'''

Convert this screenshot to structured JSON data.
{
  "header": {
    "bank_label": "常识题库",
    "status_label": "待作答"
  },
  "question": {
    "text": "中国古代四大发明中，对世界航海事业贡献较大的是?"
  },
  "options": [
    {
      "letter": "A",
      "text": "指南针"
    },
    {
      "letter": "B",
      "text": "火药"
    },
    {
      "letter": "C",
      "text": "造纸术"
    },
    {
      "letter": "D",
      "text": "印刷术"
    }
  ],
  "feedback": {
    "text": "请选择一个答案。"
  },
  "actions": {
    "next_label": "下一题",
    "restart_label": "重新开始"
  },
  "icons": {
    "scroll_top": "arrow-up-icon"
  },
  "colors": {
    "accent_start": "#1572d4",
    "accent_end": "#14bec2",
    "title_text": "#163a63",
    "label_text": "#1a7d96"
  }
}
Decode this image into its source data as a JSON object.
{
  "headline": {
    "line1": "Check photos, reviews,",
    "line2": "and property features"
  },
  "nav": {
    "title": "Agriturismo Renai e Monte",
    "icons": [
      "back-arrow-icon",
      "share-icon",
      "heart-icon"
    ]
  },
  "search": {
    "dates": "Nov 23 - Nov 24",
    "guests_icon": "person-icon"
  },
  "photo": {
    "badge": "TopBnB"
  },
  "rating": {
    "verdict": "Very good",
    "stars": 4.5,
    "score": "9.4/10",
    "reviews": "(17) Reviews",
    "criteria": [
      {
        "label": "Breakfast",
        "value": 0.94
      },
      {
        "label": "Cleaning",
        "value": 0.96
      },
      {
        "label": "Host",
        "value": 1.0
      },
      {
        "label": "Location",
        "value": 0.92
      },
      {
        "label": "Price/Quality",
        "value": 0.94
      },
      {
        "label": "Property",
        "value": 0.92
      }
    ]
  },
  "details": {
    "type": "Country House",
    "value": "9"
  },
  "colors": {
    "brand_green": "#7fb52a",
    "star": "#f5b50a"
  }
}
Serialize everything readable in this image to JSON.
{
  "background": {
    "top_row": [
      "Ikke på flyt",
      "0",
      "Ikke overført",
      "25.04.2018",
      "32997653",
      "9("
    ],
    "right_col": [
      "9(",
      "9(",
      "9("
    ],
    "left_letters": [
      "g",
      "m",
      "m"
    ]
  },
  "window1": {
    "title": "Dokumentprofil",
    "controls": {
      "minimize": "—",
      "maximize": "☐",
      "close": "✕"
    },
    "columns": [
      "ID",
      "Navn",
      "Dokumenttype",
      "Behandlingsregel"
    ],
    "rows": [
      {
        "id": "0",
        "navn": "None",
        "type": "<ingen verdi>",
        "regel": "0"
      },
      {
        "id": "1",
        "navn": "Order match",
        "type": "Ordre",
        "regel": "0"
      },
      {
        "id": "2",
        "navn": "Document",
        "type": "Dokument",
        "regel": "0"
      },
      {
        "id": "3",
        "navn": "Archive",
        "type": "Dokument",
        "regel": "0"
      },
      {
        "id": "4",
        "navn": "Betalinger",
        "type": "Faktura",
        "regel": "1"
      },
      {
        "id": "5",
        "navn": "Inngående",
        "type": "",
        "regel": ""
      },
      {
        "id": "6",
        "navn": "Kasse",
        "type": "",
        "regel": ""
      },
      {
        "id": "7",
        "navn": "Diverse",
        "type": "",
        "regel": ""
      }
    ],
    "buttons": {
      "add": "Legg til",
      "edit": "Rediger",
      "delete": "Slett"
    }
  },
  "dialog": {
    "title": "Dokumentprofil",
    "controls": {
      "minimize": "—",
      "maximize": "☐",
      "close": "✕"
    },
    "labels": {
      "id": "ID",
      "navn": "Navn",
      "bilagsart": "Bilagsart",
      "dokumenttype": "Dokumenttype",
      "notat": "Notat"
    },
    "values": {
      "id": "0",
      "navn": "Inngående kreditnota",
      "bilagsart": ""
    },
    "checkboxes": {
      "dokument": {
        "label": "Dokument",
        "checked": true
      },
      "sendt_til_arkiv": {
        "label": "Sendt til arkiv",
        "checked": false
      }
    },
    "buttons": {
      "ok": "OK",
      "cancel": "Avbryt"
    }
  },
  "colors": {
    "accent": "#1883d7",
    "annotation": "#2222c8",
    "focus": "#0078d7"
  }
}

'''

YOUR OBJECTIVE — Repeat all of the entries exactly.

COMPLETED EXERCISE —
Convert this screenshot to structured JSON data.
{
  "header": {
    "bank_label": "常识题库",
    "status_label": "待作答"
  },
  "question": {
    "text": "中国古代四大发明中，对世界航海事业贡献较大的是?"
  },
  "options": [
    {
      "letter": "A",
      "text": "指南针"
    },
    {
      "letter": "B",
      "text": "火药"
    },
    {
      "letter": "C",
      "text": "造纸术"
    },
    {
      "letter": "D",
      "text": "印刷术"
    }
  ],
  "feedback": {
    "text": "请选择一个答案。"
  },
  "actions": {
    "next_label": "下一题",
    "restart_label": "重新开始"
  },
  "icons": {
    "scroll_top": "arrow-up-icon"
  },
  "colors": {
    "accent_start": "#1572d4",
    "accent_end": "#14bec2",
    "title_text": "#163a63",
    "label_text": "#1a7d96"
  }
}
Decode this image into its source data as a JSON object.
{
  "headline": {
    "line1": "Check photos, reviews,",
    "line2": "and property features"
  },
  "nav": {
    "title": "Agriturismo Renai e Monte",
    "icons": [
      "back-arrow-icon",
      "share-icon",
      "heart-icon"
    ]
  },
  "search": {
    "dates": "Nov 23 - Nov 24",
    "guests_icon": "person-icon"
  },
  "photo": {
    "badge": "TopBnB"
  },
  "rating": {
    "verdict": "Very good",
    "stars": 4.5,
    "score": "9.4/10",
    "reviews": "(17) Reviews",
    "criteria": [
      {
        "label": "Breakfast",
        "value": 0.94
      },
      {
        "label": "Cleaning",
        "value": 0.96
      },
      {
        "label": "Host",
        "value": 1.0
      },
      {
        "label": "Location",
        "value": 0.92
      },
      {
        "label": "Price/Quality",
        "value": 0.94
      },
      {
        "label": "Property",
        "value": 0.92
      }
    ]
  },
  "details": {
    "type": "Country House",
    "value": "9"
  },
  "colors": {
    "brand_green": "#7fb52a",
    "star": "#f5b50a"
  }
}
Serialize everything readable in this image to JSON.
{
  "background": {
    "top_row": [
      "Ikke på flyt",
      "0",
      "Ikke overført",
      "25.04.2018",
      "32997653",
      "9("
    ],
    "right_col": [
      "9(",
      "9(",
      "9("
    ],
    "left_letters": [
      "g",
      "m",
      "m"
    ]
  },
  "window1": {
    "title": "Dokumentprofil",
    "controls": {
      "minimize": "—",
      "maximize": "☐",
      "close": "✕"
    },
    "columns": [
      "ID",
      "Navn",
      "Dokumenttype",
      "Behandlingsregel"
    ],
    "rows": [
      {
        "id": "0",
        "navn": "None",
        "type": "<ingen verdi>",
        "regel": "0"
      },
      {
        "id": "1",
        "navn": "Order match",
        "type": "Ordre",
        "regel": "0"
      },
      {
        "id": "2",
        "navn": "Document",
        "type": "Dokument",
        "regel": "0"
      },
      {
        "id": "3",
        "navn": "Archive",
        "type": "Dokument",
        "regel": "0"
      },
      {
        "id": "4",
        "navn": "Betalinger",
        "type": "Faktura",
        "regel": "1"
      },
      {
        "id": "5",
        "navn": "Inngående",
        "type": "",
        "regel": ""
      },
      {
        "id": "6",
        "navn": "Kasse",
        "type": "",
        "regel": ""
      },
      {
        "id": "7",
        "navn": "Diverse",
        "type": "",
        "regel": ""
      }
    ],
    "buttons": {
      "add": "Legg til",
      "edit": "Rediger",
      "delete": "Slett"
    }
  },
  "dialog": {
    "title": "Dokumentprofil",
    "controls": {
      "minimize": "—",
      "maximize": "☐",
      "close": "✕"
    },
    "labels": {
      "id": "ID",
      "navn": "Navn",
      "bilagsart": "Bilagsart",
      "dokumenttype": "Dokumenttype",
      "notat": "Notat"
    },
    "values": {
      "id": "0",
      "navn": "Inngående kreditnota",
      "bilagsart": ""
    },
    "checkboxes": {
      "dokument": {
        "label": "Dokument",
        "checked": true
      },
      "sendt_til_arkiv": {
        "label": "Sendt til arkiv",
        "checked": false
      }
    },
    "buttons": {
      "ok": "OK",
      "cancel": "Avbryt"
    }
  },
  "colors": {
    "accent": "#1883d7",
    "annotation": "#2222c8",
    "focus": "#0078d7"
  }
}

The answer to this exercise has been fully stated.